Give the material once more, word for word, without any images.

::: Data in this exercise

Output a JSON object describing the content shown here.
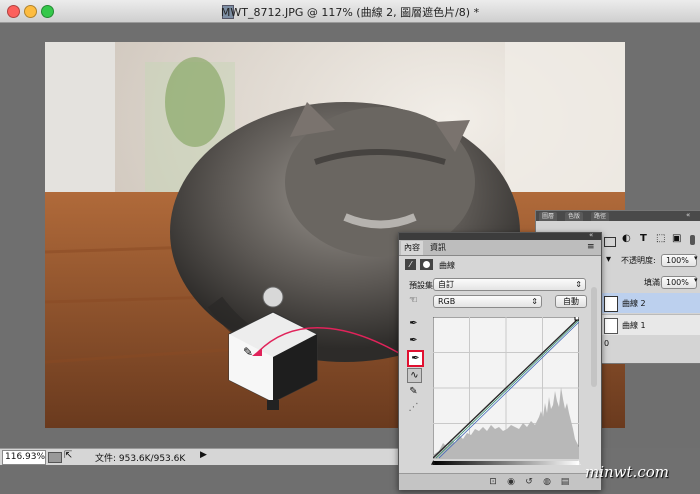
{
  "window": {
    "title": "MWT_8712.JPG @ 117% (曲線 2, 圖層遮色片/8) *"
  },
  "statusbar": {
    "zoom": "116.93%",
    "doc_info": "文件: 953.6K/953.6K"
  },
  "layers_panel": {
    "tabs": [
      "圖層",
      "色版",
      "路徑"
    ],
    "opacity_label": "不透明度:",
    "opacity_value": "100%",
    "fill_label": "填滿:",
    "fill_value": "100%",
    "layers": [
      {
        "name": "曲線 2",
        "selected": true
      },
      {
        "name": "曲線 1",
        "selected": false
      }
    ],
    "last_row": "0"
  },
  "properties_panel": {
    "tabs": [
      "內容",
      "資訊"
    ],
    "adjustment_title": "曲線",
    "preset_label": "預設集:",
    "preset_value": "自訂",
    "channel_value": "RGB",
    "auto_button": "自動"
  },
  "watermark": "minwt.com",
  "colors": {
    "selected_layer": "#bcd0ee",
    "highlight_box": "#e01030",
    "arrow": "#e0235a"
  }
}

::::::

Worked solution
Output a JSON object describing the content shown here.
{
  "window": {
    "title": "MWT_8712.JPG @ 117% (曲線 2, 圖層遮色片/8) *"
  },
  "statusbar": {
    "zoom": "116.93%",
    "doc_info": "文件: 953.6K/953.6K"
  },
  "layers_panel": {
    "tabs": [
      "圖層",
      "色版",
      "路徑"
    ],
    "opacity_label": "不透明度:",
    "opacity_value": "100%",
    "fill_label": "填滿:",
    "fill_value": "100%",
    "layers": [
      {
        "name": "曲線 2",
        "selected": true
      },
      {
        "name": "曲線 1",
        "selected": false
      }
    ],
    "last_row": "0"
  },
  "properties_panel": {
    "tabs": [
      "內容",
      "資訊"
    ],
    "adjustment_title": "曲線",
    "preset_label": "預設集:",
    "preset_value": "自訂",
    "channel_value": "RGB",
    "auto_button": "自動"
  },
  "watermark": "minwt.com",
  "colors": {
    "selected_layer": "#bcd0ee",
    "highlight_box": "#e01030",
    "arrow": "#e0235a"
  }
}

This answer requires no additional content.